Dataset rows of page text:
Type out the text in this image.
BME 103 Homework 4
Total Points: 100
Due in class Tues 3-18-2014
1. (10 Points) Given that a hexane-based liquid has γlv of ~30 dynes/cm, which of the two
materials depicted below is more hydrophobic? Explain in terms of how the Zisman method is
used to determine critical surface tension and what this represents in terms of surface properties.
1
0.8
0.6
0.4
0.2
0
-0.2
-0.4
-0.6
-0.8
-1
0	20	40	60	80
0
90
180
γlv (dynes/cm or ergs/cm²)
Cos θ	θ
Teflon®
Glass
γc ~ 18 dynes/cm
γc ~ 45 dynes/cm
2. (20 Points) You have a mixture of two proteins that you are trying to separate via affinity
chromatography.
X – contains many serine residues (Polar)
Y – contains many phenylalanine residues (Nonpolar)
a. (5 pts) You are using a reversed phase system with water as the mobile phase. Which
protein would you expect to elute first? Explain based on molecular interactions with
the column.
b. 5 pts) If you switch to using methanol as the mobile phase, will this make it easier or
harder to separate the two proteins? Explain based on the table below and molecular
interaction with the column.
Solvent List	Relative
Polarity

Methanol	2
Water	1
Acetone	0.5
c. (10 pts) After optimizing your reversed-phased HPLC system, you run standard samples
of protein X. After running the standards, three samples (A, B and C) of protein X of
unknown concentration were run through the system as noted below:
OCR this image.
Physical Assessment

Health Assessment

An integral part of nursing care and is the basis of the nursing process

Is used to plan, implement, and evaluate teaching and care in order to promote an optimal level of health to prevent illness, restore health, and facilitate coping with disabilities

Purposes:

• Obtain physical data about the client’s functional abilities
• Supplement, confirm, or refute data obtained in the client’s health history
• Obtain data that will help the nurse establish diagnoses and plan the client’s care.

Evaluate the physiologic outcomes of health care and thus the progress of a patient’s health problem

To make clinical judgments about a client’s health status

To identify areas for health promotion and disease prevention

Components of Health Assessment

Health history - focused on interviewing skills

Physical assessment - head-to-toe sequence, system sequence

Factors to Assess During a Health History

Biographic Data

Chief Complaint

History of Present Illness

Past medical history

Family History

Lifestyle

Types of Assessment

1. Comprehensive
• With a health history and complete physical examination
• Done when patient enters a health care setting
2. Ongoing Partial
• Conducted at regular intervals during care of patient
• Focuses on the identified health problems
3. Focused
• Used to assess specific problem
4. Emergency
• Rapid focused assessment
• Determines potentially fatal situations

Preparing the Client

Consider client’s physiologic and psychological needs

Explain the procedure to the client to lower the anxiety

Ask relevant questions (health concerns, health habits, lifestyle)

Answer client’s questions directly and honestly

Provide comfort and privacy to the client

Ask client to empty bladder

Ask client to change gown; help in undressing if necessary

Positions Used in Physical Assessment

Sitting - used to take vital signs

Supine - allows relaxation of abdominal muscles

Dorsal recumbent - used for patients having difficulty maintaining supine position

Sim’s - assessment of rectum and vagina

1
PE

> **ABOUT THIS EXERCISE**
Each line above that contains the string "will" should be copied.

> **TASK RESPONSE**
b. 5 pts) If you switch to using methanol as the mobile phase, will this make it easier or
• Obtain data that will help the nurse establish diagnoses and plan the client’s care.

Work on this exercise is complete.